■ OBJECTIVE
Where a line in the listing below contains the word "application", copy that line.

■ DATA FOR THE TASK
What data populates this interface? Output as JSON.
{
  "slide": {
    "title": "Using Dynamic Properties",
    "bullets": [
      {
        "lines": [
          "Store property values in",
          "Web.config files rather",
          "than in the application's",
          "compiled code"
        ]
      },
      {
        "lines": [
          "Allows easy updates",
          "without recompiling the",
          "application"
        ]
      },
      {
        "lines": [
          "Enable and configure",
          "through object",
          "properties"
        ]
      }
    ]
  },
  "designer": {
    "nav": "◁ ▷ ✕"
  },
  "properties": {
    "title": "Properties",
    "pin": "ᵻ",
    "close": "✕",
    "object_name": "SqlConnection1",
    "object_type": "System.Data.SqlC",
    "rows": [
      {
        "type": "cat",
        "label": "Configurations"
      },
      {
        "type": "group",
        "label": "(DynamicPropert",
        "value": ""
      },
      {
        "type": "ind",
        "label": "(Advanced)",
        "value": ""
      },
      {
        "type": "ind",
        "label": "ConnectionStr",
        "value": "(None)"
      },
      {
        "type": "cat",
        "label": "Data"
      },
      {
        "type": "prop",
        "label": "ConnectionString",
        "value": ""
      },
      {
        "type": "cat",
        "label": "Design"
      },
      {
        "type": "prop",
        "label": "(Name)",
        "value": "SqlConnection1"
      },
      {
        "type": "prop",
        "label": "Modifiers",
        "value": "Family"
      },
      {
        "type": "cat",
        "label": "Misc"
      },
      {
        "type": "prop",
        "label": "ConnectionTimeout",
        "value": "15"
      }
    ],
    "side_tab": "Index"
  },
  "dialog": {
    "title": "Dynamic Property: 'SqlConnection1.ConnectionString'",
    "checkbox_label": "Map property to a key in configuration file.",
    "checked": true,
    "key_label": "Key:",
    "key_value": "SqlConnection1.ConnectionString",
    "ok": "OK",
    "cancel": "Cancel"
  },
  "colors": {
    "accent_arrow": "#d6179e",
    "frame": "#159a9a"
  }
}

■ TASK RESPONSE
          "than in the application's",
          "application"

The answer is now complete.